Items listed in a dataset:
════════

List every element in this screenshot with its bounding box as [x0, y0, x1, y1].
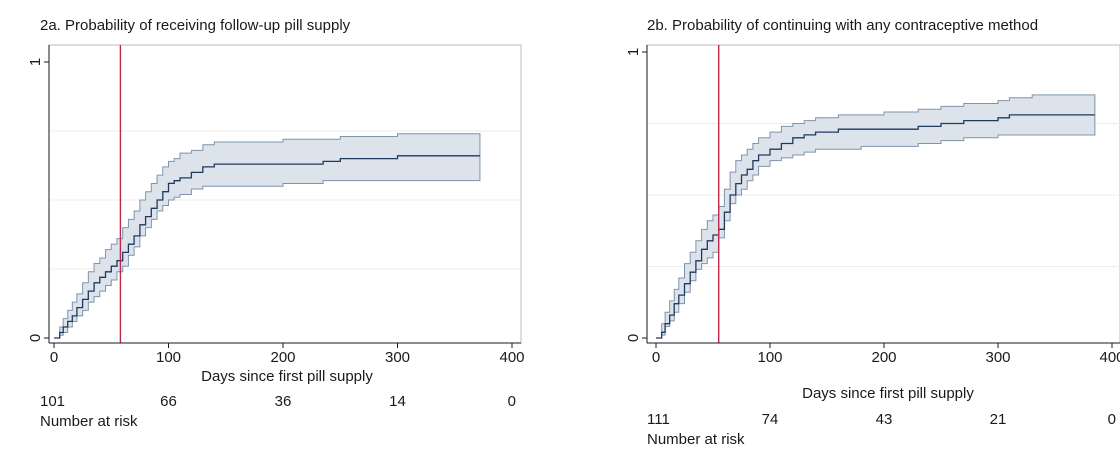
risk-value: 36 [275, 393, 292, 410]
plot-area [48, 44, 522, 344]
x-tick-label: 400 [1099, 349, 1120, 366]
x-tick-label: 400 [499, 349, 524, 366]
x-tick-label: 0 [50, 349, 58, 366]
gridlines [50, 130, 520, 270]
axes: 0 100 200 300 400 0 1 [27, 45, 525, 366]
x-tick-label: 200 [871, 349, 896, 366]
risk-value: 14 [389, 393, 406, 410]
y-tick-label: 0 [625, 334, 642, 342]
panel-2a: 2a. Probability of receiving follow-up p… [27, 17, 525, 430]
risk-table-label: Number at risk [647, 431, 745, 448]
chart-title: 2b. Probability of continuing with any c… [647, 17, 1038, 34]
axes: 0 100 200 300 400 0 1 [625, 45, 1120, 366]
x-tick-label: 0 [652, 349, 660, 366]
panel-2b: 2b. Probability of continuing with any c… [625, 17, 1120, 448]
x-tick-label: 200 [270, 349, 295, 366]
chart-title: 2a. Probability of receiving follow-up p… [40, 17, 351, 34]
risk-value: 43 [876, 411, 893, 428]
y-tick-label: 1 [625, 48, 642, 56]
x-tick-label: 100 [156, 349, 181, 366]
y-tick-label: 1 [27, 58, 44, 66]
risk-table-label: Number at risk [40, 413, 138, 430]
y-tick-label: 0 [27, 334, 44, 342]
plot-area [646, 44, 1120, 344]
risk-value: 0 [508, 393, 516, 410]
x-axis-label: Days since first pill supply [802, 385, 974, 402]
x-axis-label: Days since first pill supply [201, 368, 373, 385]
x-tick-label: 300 [985, 349, 1010, 366]
risk-value: 111 [647, 411, 670, 428]
risk-value: 74 [762, 411, 779, 428]
survival-curve [656, 114, 1095, 339]
risk-value: 66 [160, 393, 177, 410]
x-tick-label: 300 [385, 349, 410, 366]
risk-table: 101 66 36 14 0 [40, 393, 516, 410]
x-tick-label: 100 [757, 349, 782, 366]
risk-value: 0 [1108, 411, 1116, 428]
risk-value: 21 [990, 411, 1007, 428]
risk-table: 111 74 43 21 0 [647, 411, 1116, 428]
risk-value: 101 [40, 393, 65, 410]
survival-curve [54, 155, 480, 339]
confidence-band [54, 133, 481, 339]
confidence-band [656, 94, 1096, 339]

════════

# WHAT IS REQUIRED
Return all of the lines above exactly as they appear, leaving out the pictures.

# SOLUTION TO THE PROBLEM
List every element in this screenshot with its bounding box as [x0, y0, x1, y1].
risk-value: 36 [275, 393, 292, 410]
plot-area [48, 44, 522, 344]
x-tick-label: 400 [1099, 349, 1120, 366]
x-tick-label: 400 [499, 349, 524, 366]
x-tick-label: 0 [50, 349, 58, 366]
gridlines [50, 130, 520, 270]
axes: 0 100 200 300 400 0 1 [27, 45, 525, 366]
x-tick-label: 200 [871, 349, 896, 366]
risk-value: 14 [389, 393, 406, 410]
y-tick-label: 0 [625, 334, 642, 342]
panel-2a: 2a. Probability of receiving follow-up p… [27, 17, 525, 430]
risk-table-label: Number at risk [647, 431, 745, 448]
chart-title: 2b. Probability of continuing with any c… [647, 17, 1038, 34]
axes: 0 100 200 300 400 0 1 [625, 45, 1120, 366]
x-tick-label: 0 [652, 349, 660, 366]
panel-2b: 2b. Probability of continuing with any c… [625, 17, 1120, 448]
x-tick-label: 200 [270, 349, 295, 366]
chart-title: 2a. Probability of receiving follow-up p… [40, 17, 351, 34]
risk-value: 43 [876, 411, 893, 428]
y-tick-label: 1 [625, 48, 642, 56]
x-tick-label: 100 [156, 349, 181, 366]
y-tick-label: 1 [27, 58, 44, 66]
risk-table-label: Number at risk [40, 413, 138, 430]
y-tick-label: 0 [27, 334, 44, 342]
plot-area [646, 44, 1120, 344]
risk-value: 0 [508, 393, 516, 410]
x-axis-label: Days since first pill supply [802, 385, 974, 402]
x-axis-label: Days since first pill supply [201, 368, 373, 385]
x-tick-label: 300 [985, 349, 1010, 366]
risk-value: 111 [647, 411, 670, 428]
risk-value: 74 [762, 411, 779, 428]
survival-curve [656, 114, 1095, 339]
risk-value: 66 [160, 393, 177, 410]
x-tick-label: 300 [385, 349, 410, 366]
risk-table: 101 66 36 14 0 [40, 393, 516, 410]
x-tick-label: 100 [757, 349, 782, 366]
risk-value: 0 [1108, 411, 1116, 428]
risk-value: 21 [990, 411, 1007, 428]
risk-table: 111 74 43 21 0 [647, 411, 1116, 428]
risk-value: 101 [40, 393, 65, 410]
survival-curve [54, 155, 480, 339]
confidence-band [54, 133, 481, 339]
confidence-band [656, 94, 1096, 339]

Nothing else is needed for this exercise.